▶ Records supplied:
#####

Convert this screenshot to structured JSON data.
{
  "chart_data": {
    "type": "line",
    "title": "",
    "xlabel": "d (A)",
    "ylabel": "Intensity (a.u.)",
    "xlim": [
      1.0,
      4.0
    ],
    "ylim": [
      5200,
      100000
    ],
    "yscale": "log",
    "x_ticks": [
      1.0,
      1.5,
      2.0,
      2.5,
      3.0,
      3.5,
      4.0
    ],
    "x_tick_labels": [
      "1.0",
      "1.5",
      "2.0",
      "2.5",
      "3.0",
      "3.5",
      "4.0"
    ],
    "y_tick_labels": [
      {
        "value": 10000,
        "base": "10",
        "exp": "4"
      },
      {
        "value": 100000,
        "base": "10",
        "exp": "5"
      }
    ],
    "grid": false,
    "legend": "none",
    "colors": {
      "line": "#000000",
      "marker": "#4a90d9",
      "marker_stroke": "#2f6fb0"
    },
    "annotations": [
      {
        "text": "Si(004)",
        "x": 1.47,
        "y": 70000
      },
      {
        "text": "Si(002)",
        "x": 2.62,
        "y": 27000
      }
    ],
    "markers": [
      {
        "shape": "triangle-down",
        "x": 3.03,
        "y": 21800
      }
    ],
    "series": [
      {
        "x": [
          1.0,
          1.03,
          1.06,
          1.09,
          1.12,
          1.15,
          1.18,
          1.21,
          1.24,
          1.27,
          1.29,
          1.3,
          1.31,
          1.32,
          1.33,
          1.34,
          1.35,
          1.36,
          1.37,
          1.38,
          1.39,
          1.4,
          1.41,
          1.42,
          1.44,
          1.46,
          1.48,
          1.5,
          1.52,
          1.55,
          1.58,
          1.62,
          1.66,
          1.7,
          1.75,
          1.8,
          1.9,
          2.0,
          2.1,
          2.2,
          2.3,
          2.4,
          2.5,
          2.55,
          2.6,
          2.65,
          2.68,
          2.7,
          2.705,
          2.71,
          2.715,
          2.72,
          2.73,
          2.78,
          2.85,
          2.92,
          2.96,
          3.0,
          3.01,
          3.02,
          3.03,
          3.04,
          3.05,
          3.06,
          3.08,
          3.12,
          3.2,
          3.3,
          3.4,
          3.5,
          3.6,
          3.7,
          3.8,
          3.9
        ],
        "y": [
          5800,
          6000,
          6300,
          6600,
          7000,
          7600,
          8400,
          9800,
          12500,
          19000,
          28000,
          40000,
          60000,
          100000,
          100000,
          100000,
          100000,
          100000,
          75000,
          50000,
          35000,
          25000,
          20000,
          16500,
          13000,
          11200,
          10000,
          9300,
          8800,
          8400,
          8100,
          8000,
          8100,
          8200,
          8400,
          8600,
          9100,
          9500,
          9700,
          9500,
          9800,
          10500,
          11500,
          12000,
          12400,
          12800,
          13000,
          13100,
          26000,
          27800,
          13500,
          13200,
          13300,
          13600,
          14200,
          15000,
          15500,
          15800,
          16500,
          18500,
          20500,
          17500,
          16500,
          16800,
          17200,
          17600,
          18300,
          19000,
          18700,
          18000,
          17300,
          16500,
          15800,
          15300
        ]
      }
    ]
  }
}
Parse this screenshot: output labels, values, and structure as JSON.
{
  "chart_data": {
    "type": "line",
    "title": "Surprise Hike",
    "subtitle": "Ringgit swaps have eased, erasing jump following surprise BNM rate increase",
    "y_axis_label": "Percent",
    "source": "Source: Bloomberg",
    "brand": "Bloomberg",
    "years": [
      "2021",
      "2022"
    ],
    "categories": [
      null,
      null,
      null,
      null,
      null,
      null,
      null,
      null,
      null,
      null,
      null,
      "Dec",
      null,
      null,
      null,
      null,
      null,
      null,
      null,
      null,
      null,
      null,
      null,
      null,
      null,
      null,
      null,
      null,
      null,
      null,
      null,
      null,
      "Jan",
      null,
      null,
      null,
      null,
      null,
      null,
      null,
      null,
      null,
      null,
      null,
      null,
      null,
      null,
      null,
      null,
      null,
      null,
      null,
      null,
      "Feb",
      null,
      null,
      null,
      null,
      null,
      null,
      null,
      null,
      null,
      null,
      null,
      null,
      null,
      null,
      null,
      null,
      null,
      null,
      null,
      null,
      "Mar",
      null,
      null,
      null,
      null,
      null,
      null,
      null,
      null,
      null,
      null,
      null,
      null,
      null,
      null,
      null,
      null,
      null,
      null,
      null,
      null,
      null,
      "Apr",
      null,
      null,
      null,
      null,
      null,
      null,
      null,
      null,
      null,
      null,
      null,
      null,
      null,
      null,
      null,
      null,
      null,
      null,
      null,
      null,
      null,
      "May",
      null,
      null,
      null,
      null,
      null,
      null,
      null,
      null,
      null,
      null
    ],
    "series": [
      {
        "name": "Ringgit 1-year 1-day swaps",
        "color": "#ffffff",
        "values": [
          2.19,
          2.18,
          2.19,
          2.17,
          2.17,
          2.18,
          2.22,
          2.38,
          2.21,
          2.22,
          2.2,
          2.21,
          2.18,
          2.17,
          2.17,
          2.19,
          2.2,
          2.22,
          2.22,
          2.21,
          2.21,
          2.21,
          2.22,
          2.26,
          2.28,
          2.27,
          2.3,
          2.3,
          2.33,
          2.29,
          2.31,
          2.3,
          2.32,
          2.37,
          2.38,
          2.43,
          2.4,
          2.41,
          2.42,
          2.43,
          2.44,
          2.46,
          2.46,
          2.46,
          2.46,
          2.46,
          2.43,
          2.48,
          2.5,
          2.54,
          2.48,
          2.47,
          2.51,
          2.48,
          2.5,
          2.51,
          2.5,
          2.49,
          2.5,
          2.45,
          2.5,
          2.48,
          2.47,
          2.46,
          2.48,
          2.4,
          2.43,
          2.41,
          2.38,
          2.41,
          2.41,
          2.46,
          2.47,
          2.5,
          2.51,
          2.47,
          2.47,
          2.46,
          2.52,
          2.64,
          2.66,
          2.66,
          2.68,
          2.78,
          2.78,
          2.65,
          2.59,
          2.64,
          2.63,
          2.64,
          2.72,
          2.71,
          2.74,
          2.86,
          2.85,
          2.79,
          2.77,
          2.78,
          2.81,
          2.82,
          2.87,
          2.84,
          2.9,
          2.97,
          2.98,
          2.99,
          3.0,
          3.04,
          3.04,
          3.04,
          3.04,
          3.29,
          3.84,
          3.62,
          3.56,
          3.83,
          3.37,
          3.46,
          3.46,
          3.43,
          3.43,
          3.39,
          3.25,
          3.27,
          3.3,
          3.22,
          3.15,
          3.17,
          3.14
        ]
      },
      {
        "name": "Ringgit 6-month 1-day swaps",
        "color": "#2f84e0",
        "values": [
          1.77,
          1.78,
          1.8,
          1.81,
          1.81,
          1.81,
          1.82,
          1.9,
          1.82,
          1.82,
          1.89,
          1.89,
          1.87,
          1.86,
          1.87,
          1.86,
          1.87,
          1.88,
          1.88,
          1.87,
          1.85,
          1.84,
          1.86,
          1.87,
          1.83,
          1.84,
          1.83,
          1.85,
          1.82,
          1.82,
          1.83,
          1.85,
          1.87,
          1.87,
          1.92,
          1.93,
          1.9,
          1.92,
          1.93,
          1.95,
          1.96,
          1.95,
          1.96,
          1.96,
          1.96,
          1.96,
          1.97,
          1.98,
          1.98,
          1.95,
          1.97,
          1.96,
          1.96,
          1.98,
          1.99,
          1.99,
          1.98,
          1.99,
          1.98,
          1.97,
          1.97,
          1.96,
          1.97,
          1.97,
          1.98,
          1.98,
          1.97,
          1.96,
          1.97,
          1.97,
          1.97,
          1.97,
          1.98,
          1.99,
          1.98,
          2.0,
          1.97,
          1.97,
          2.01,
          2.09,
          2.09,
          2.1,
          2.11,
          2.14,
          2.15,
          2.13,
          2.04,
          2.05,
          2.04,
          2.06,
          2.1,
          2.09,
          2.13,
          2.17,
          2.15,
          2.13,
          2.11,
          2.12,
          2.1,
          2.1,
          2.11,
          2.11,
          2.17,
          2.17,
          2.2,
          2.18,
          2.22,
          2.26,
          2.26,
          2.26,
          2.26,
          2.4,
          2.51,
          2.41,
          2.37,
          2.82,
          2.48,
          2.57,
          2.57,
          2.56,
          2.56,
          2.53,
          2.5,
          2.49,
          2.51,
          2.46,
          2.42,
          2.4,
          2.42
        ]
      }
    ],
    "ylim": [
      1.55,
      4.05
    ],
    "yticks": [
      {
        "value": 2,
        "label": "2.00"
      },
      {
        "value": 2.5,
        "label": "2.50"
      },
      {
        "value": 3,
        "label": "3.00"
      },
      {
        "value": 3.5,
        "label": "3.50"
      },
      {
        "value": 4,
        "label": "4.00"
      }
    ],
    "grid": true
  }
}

#####

▶ Problem to solve: Go through the material above and count the lines that include "JSON". Give the number alone.

▶ Task solution: 2